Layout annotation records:

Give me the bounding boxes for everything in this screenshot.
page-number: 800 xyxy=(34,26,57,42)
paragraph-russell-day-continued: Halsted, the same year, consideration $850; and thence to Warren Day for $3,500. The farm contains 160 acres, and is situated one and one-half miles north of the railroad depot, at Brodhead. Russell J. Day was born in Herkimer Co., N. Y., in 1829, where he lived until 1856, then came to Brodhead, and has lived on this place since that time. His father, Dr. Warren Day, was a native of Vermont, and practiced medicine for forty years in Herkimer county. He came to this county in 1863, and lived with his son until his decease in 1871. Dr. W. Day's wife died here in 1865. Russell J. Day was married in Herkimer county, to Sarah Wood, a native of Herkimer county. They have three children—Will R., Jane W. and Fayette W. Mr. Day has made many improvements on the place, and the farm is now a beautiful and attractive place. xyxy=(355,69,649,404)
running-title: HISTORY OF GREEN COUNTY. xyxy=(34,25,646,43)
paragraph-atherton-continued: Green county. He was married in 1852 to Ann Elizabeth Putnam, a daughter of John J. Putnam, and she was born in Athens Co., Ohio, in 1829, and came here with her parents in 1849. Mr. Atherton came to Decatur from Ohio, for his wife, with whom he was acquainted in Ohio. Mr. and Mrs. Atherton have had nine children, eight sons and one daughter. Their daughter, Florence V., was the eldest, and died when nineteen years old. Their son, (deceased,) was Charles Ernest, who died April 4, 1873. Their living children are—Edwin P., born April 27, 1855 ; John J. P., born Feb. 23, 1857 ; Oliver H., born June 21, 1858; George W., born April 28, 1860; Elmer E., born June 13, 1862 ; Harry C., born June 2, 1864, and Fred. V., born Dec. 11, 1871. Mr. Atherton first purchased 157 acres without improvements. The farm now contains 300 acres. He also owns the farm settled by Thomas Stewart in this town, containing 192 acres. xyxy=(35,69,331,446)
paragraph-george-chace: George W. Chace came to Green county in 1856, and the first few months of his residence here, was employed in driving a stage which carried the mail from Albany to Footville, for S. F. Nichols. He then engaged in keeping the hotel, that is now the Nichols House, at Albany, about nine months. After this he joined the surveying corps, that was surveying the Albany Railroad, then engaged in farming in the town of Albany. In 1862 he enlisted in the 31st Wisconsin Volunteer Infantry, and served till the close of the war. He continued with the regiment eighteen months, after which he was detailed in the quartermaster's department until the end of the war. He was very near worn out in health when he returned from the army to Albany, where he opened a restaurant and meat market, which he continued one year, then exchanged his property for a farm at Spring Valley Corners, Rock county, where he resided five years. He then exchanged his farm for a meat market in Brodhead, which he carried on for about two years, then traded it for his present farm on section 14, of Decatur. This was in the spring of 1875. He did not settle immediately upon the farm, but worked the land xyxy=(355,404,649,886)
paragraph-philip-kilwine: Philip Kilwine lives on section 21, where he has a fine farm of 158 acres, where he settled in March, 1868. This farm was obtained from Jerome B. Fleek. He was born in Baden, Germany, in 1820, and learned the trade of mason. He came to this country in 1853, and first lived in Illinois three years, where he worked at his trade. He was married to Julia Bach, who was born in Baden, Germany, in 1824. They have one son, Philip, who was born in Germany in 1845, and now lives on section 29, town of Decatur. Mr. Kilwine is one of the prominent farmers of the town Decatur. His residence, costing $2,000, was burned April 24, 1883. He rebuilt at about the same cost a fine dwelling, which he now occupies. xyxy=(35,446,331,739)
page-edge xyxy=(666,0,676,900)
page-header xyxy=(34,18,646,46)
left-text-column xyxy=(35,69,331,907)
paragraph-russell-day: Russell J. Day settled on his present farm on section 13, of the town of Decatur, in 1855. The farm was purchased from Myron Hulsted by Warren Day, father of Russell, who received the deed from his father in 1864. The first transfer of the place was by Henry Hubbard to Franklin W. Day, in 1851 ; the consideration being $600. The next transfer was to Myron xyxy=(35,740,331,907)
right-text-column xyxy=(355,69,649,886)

◆ Exercise aim ◆
Render every line of the records above as a numbered list, omitting any blank lines.

◆ Exercise answer ◆
1. Give me the bounding boxes for everything in this screenshot.
2. page-number: 800 xyxy=(34,26,57,42)
3. paragraph-russell-day-continued: Halsted, the same year, consideration $850; and thence to Warren Day for $3,500. The farm contains 160 acres, and is situated one and one-half miles north of the railroad depot, at Brodhead. Russell J. Day was born in Herkimer Co., N. Y., in 1829, where he lived until 1856, then came to Brodhead, and has lived on this place since that time. His father, Dr. Warren Day, was a native of Vermont, and practiced medicine for forty years in Herkimer county. He came to this county in 1863, and lived with his son until his decease in 1871. Dr. W. Day's wife died here in 1865. Russell J. Day was married in Herkimer county, to Sarah Wood, a native of Herkimer county. They have three children—Will R., Jane W. and Fayette W. Mr. Day has made many improvements on the place, and the farm is now a beautiful and attractive place. xyxy=(355,69,649,404)
4. running-title: HISTORY OF GREEN COUNTY. xyxy=(34,25,646,43)
5. paragraph-atherton-continued: Green county. He was married in 1852 to Ann Elizabeth Putnam, a daughter of John J. Putnam, and she was born in Athens Co., Ohio, in 1829, and came here with her parents in 1849. Mr. Atherton came to Decatur from Ohio, for his wife, with whom he was acquainted in Ohio. Mr. and Mrs. Atherton have had nine children, eight sons and one daughter. Their daughter, Florence V., was the eldest, and died when nineteen years old. Their son, (deceased,) was Charles Ernest, who died April 4, 1873. Their living children are—Edwin P., born April 27, 1855 ; John J. P., born Feb. 23, 1857 ; Oliver H., born June 21, 1858; George W., born April 28, 1860; Elmer E., born June 13, 1862 ; Harry C., born June 2, 1864, and Fred. V., born Dec. 11, 1871. Mr. Atherton first purchased 157 acres without improvements. The farm now contains 300 acres. He also owns the farm settled by Thomas Stewart in this town, containing 192 acres. xyxy=(35,69,331,446)
6. paragraph-george-chace: George W. Chace came to Green county in 1856, and the first few months of his residence here, was employed in driving a stage which carried the mail from Albany to Footville, for S. F. Nichols. He then engaged in keeping the hotel, that is now the Nichols House, at Albany, about nine months. After this he joined the surveying corps, that was surveying the Albany Railroad, then engaged in farming in the town of Albany. In 1862 he enlisted in the 31st Wisconsin Volunteer Infantry, and served till the close of the war. He continued with the regiment eighteen months, after which he was detailed in the quartermaster's department until the end of the war. He was very near worn out in health when he returned from the army to Albany, where he opened a restaurant and meat market, which he continued one year, then exchanged his property for a farm at Spring Valley Corners, Rock county, where he resided five years. He then exchanged his farm for a meat market in Brodhead, which he carried on for about two years, then traded it for his present farm on section 14, of Decatur. This was in the spring of 1875. He did not settle immediately upon the farm, but worked the land xyxy=(355,404,649,886)
7. paragraph-philip-kilwine: Philip Kilwine lives on section 21, where he has a fine farm of 158 acres, where he settled in March, 1868. This farm was obtained from Jerome B. Fleek. He was born in Baden, Germany, in 1820, and learned the trade of mason. He came to this country in 1853, and first lived in Illinois three years, where he worked at his trade. He was married to Julia Bach, who was born in Baden, Germany, in 1824. They have one son, Philip, who was born in Germany in 1845, and now lives on section 29, town of Decatur. Mr. Kilwine is one of the prominent farmers of the town Decatur. His residence, costing $2,000, was burned April 24, 1883. He rebuilt at about the same cost a fine dwelling, which he now occupies. xyxy=(35,446,331,739)
8. page-edge xyxy=(666,0,676,900)
9. page-header xyxy=(34,18,646,46)
10. left-text-column xyxy=(35,69,331,907)
11. paragraph-russell-day: Russell J. Day settled on his present farm on section 13, of the town of Decatur, in 1855. The farm was purchased from Myron Hulsted by Warren Day, father of Russell, who received the deed from his father in 1864. The first transfer of the place was by Henry Hubbard to Franklin W. Day, in 1851 ; the consideration being $600. The next transfer was to Myron xyxy=(35,740,331,907)
12. right-text-column xyxy=(355,69,649,886)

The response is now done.